- GIVEN DATA -
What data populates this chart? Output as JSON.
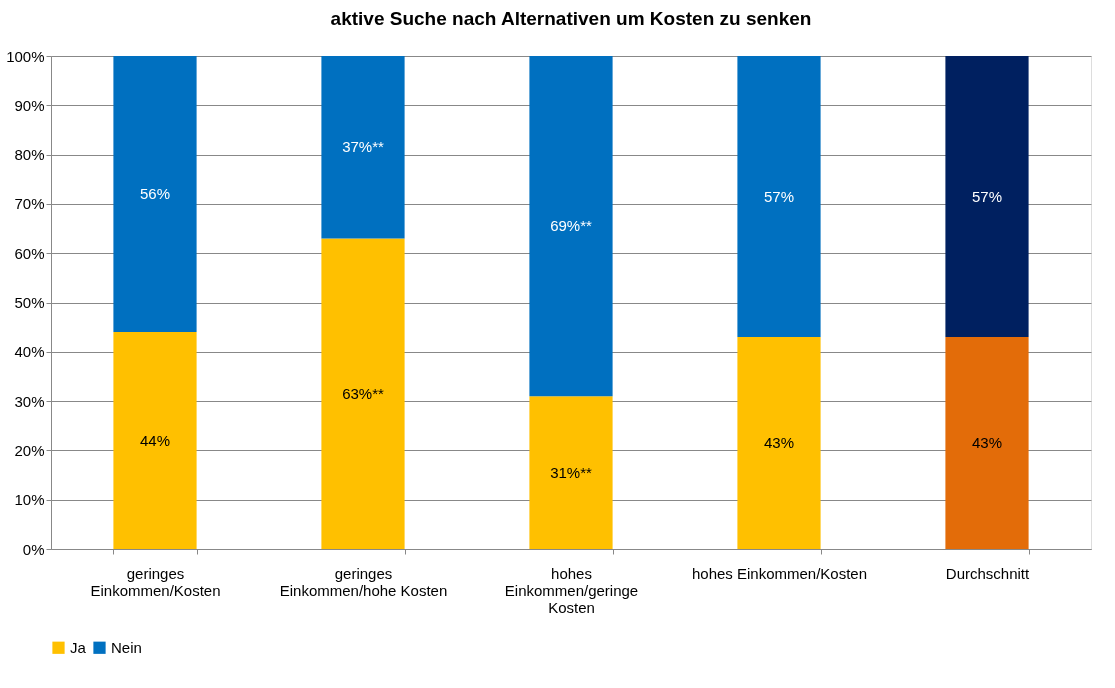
{
  "chart_data": {
    "type": "bar",
    "title": "aktive Suche nach Alternativen um Kosten zu senken",
    "categories": [
      "geringes Einkommen/Kosten",
      "geringes Einkommen/hohe Kosten",
      "hohes Einkommen/geringe Kosten",
      "hohes Einkommen/Kosten",
      "Durchschnitt"
    ],
    "stacked": true,
    "series": [
      {
        "name": "Ja",
        "color": "#ffc000",
        "colors": [
          "#ffc000",
          "#ffc000",
          "#ffc000",
          "#ffc000",
          "#e36c09"
        ],
        "values": [
          44,
          63,
          31,
          43,
          43
        ],
        "value_labels": [
          "44%",
          "63%**",
          "31%**",
          "43%",
          "43%"
        ]
      },
      {
        "name": "Nein",
        "color": "#0070c0",
        "colors": [
          "#0070c0",
          "#0070c0",
          "#0070c0",
          "#0070c0",
          "#002060"
        ],
        "values": [
          56,
          37,
          69,
          57,
          57
        ],
        "value_labels": [
          "56%",
          "37%**",
          "69%**",
          "57%",
          "57%"
        ]
      }
    ],
    "ylim": [
      0,
      100
    ],
    "yticks": [
      {
        "value": 0,
        "label": "0%"
      },
      {
        "value": 10,
        "label": "10%"
      },
      {
        "value": 20,
        "label": "20%"
      },
      {
        "value": 30,
        "label": "30%"
      },
      {
        "value": 40,
        "label": "40%"
      },
      {
        "value": 50,
        "label": "50%"
      },
      {
        "value": 60,
        "label": "60%"
      },
      {
        "value": 70,
        "label": "70%"
      },
      {
        "value": 80,
        "label": "80%"
      },
      {
        "value": 90,
        "label": "90%"
      },
      {
        "value": 100,
        "label": "100%"
      }
    ],
    "grid": "y",
    "legend": "bottom"
  }
}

- WHAT YOU NEED TO DO -
A faithful copy of the records above is needed, with the pictures left out.

- EXERCISE OUTPUT -
What data populates this chart? Output as JSON.
{
  "chart_data": {
    "type": "bar",
    "title": "aktive Suche nach Alternativen um Kosten zu senken",
    "categories": [
      "geringes Einkommen/Kosten",
      "geringes Einkommen/hohe Kosten",
      "hohes Einkommen/geringe Kosten",
      "hohes Einkommen/Kosten",
      "Durchschnitt"
    ],
    "stacked": true,
    "series": [
      {
        "name": "Ja",
        "color": "#ffc000",
        "colors": [
          "#ffc000",
          "#ffc000",
          "#ffc000",
          "#ffc000",
          "#e36c09"
        ],
        "values": [
          44,
          63,
          31,
          43,
          43
        ],
        "value_labels": [
          "44%",
          "63%**",
          "31%**",
          "43%",
          "43%"
        ]
      },
      {
        "name": "Nein",
        "color": "#0070c0",
        "colors": [
          "#0070c0",
          "#0070c0",
          "#0070c0",
          "#0070c0",
          "#002060"
        ],
        "values": [
          56,
          37,
          69,
          57,
          57
        ],
        "value_labels": [
          "56%",
          "37%**",
          "69%**",
          "57%",
          "57%"
        ]
      }
    ],
    "ylim": [
      0,
      100
    ],
    "yticks": [
      {
        "value": 0,
        "label": "0%"
      },
      {
        "value": 10,
        "label": "10%"
      },
      {
        "value": 20,
        "label": "20%"
      },
      {
        "value": 30,
        "label": "30%"
      },
      {
        "value": 40,
        "label": "40%"
      },
      {
        "value": 50,
        "label": "50%"
      },
      {
        "value": 60,
        "label": "60%"
      },
      {
        "value": 70,
        "label": "70%"
      },
      {
        "value": 80,
        "label": "80%"
      },
      {
        "value": 90,
        "label": "90%"
      },
      {
        "value": 100,
        "label": "100%"
      }
    ],
    "grid": "y",
    "legend": "bottom"
  }
}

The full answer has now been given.